=== Listing ===
- - - - - - -

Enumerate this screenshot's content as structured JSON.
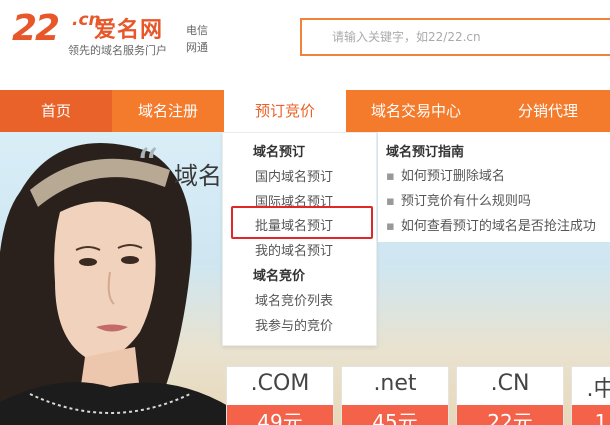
{
  "logo": {
    "number": "22",
    "cn": ".cn",
    "name": "爱名网",
    "tagline": "领先的域名服务门户",
    "isp_lines": [
      "电信",
      "网通"
    ]
  },
  "search": {
    "placeholder": "请输入关键字，如22/22.cn"
  },
  "nav": {
    "items": [
      {
        "label": "首页"
      },
      {
        "label": "域名注册"
      },
      {
        "label": "预订竞价"
      },
      {
        "label": "域名交易中心"
      },
      {
        "label": "分销代理"
      }
    ]
  },
  "dropdown": {
    "group1_title": "域名预订",
    "group1_items": [
      "国内域名预订",
      "国际域名预订",
      "批量域名预订",
      "我的域名预订"
    ],
    "group2_title": "域名竞价",
    "group2_items": [
      "域名竞价列表",
      "我参与的竞价"
    ]
  },
  "guide": {
    "title": "域名预订指南",
    "items": [
      "如何预订删除域名",
      "预订竞价有什么规则吗",
      "如何查看预订的域名是否抢注成功"
    ]
  },
  "banner": {
    "quote_mark": "“",
    "headline": "域名"
  },
  "cards": [
    {
      "ext": ".COM",
      "price": "49元"
    },
    {
      "ext": ".net",
      "price": "45元"
    },
    {
      "ext": ".CN",
      "price": "22元"
    },
    {
      "ext": ".中",
      "price": "1"
    }
  ],
  "colors": {
    "brand_orange": "#f47a2c",
    "nav_home": "#e8622a",
    "highlight_red": "#e02828",
    "price_red": "#f4624a"
  }
}
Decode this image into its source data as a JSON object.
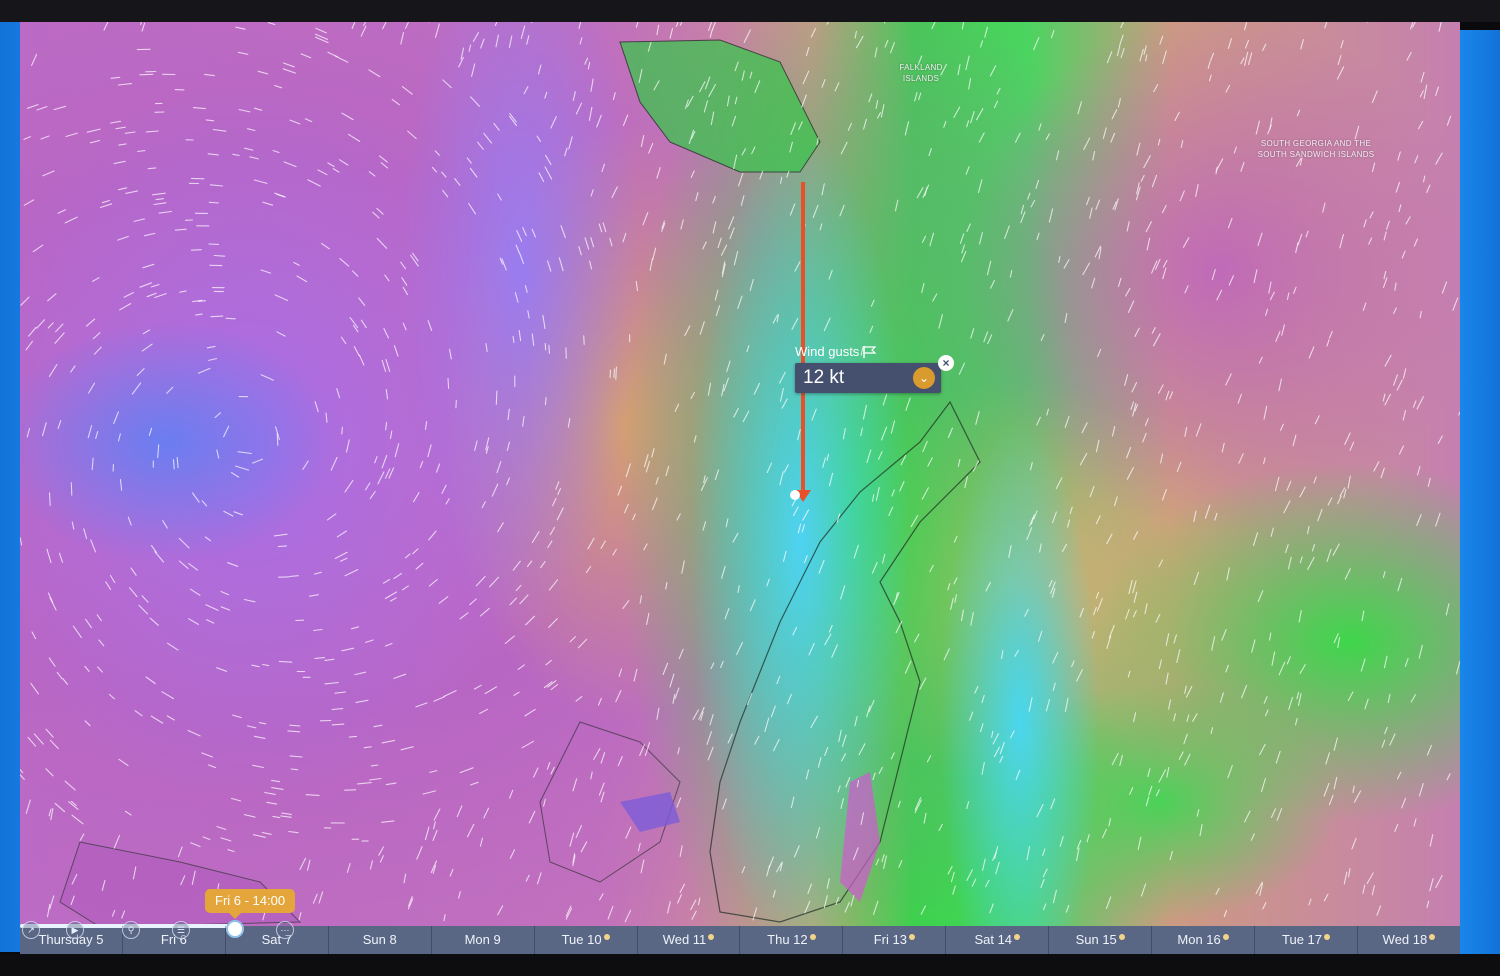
{
  "map": {
    "labels": {
      "falkland": "FALKLAND ISLANDS",
      "south_georgia": "SOUTH GEORGIA AND THE SOUTH SANDWICH ISLANDS"
    }
  },
  "picker": {
    "title": "Wind gusts",
    "value": "12 kt",
    "flag_icon": "flag-icon",
    "expand_icon": "chevron-down-icon",
    "close_icon": "close-icon"
  },
  "timeline": {
    "current_time": "Fri 6 - 14:00",
    "progress_fraction": 0.15,
    "days": [
      {
        "label": "Thursday 5",
        "premium": false
      },
      {
        "label": "Fri 6",
        "premium": false
      },
      {
        "label": "Sat 7",
        "premium": false
      },
      {
        "label": "Sun 8",
        "premium": false
      },
      {
        "label": "Mon 9",
        "premium": false
      },
      {
        "label": "Tue 10",
        "premium": true
      },
      {
        "label": "Wed 11",
        "premium": true
      },
      {
        "label": "Thu 12",
        "premium": true
      },
      {
        "label": "Fri 13",
        "premium": true
      },
      {
        "label": "Sat 14",
        "premium": true
      },
      {
        "label": "Sun 15",
        "premium": true
      },
      {
        "label": "Mon 16",
        "premium": true
      },
      {
        "label": "Tue 17",
        "premium": true
      },
      {
        "label": "Wed 18",
        "premium": true
      }
    ],
    "icons": [
      "zoom-icon",
      "play-icon",
      "search-icon",
      "layers-icon",
      "more-icon"
    ]
  },
  "colors": {
    "measure_line": "#e8502a",
    "picker_bg": "#45506e",
    "accent": "#e4a63a",
    "timeline_bg": "#5a6784"
  }
}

- - - - - - -

=== Description of the task ===
Your task is to set down the records shown above exactly, minus any pictures.

=== The output ===
Enumerate this screenshot's content as structured JSON.
{
  "logo": {
    "number": "22",
    "cn": ".cn",
    "name": "爱名网",
    "tagline": "领先的域名服务门户",
    "isp_lines": [
      "电信",
      "网通"
    ]
  },
  "search": {
    "placeholder": "请输入关键字，如22/22.cn"
  },
  "nav": {
    "items": [
      {
        "label": "首页"
      },
      {
        "label": "域名注册"
      },
      {
        "label": "预订竞价"
      },
      {
        "label": "域名交易中心"
      },
      {
        "label": "分销代理"
      }
    ]
  },
  "dropdown": {
    "group1_title": "域名预订",
    "group1_items": [
      "国内域名预订",
      "国际域名预订",
      "批量域名预订",
      "我的域名预订"
    ],
    "group2_title": "域名竞价",
    "group2_items": [
      "域名竞价列表",
      "我参与的竞价"
    ]
  },
  "guide": {
    "title": "域名预订指南",
    "items": [
      "如何预订删除域名",
      "预订竞价有什么规则吗",
      "如何查看预订的域名是否抢注成功"
    ]
  },
  "banner": {
    "quote_mark": "“",
    "headline": "域名"
  },
  "cards": [
    {
      "ext": ".COM",
      "price": "49元"
    },
    {
      "ext": ".net",
      "price": "45元"
    },
    {
      "ext": ".CN",
      "price": "22元"
    },
    {
      "ext": ".中",
      "price": "1"
    }
  ],
  "colors": {
    "brand_orange": "#f47a2c",
    "nav_home": "#e8622a",
    "highlight_red": "#e02828",
    "price_red": "#f4624a"
  }
}
Decode this image into its source data as a JSON object.
{
  "map": {
    "labels": {
      "falkland": "FALKLAND ISLANDS",
      "south_georgia": "SOUTH GEORGIA AND THE SOUTH SANDWICH ISLANDS"
    }
  },
  "picker": {
    "title": "Wind gusts",
    "value": "12 kt",
    "flag_icon": "flag-icon",
    "expand_icon": "chevron-down-icon",
    "close_icon": "close-icon"
  },
  "timeline": {
    "current_time": "Fri 6 - 14:00",
    "progress_fraction": 0.15,
    "days": [
      {
        "label": "Thursday 5",
        "premium": false
      },
      {
        "label": "Fri 6",
        "premium": false
      },
      {
        "label": "Sat 7",
        "premium": false
      },
      {
        "label": "Sun 8",
        "premium": false
      },
      {
        "label": "Mon 9",
        "premium": false
      },
      {
        "label": "Tue 10",
        "premium": true
      },
      {
        "label": "Wed 11",
        "premium": true
      },
      {
        "label": "Thu 12",
        "premium": true
      },
      {
        "label": "Fri 13",
        "premium": true
      },
      {
        "label": "Sat 14",
        "premium": true
      },
      {
        "label": "Sun 15",
        "premium": true
      },
      {
        "label": "Mon 16",
        "premium": true
      },
      {
        "label": "Tue 17",
        "premium": true
      },
      {
        "label": "Wed 18",
        "premium": true
      }
    ],
    "icons": [
      "zoom-icon",
      "play-icon",
      "search-icon",
      "layers-icon",
      "more-icon"
    ]
  },
  "colors": {
    "measure_line": "#e8502a",
    "picker_bg": "#45506e",
    "accent": "#e4a63a",
    "timeline_bg": "#5a6784"
  }
}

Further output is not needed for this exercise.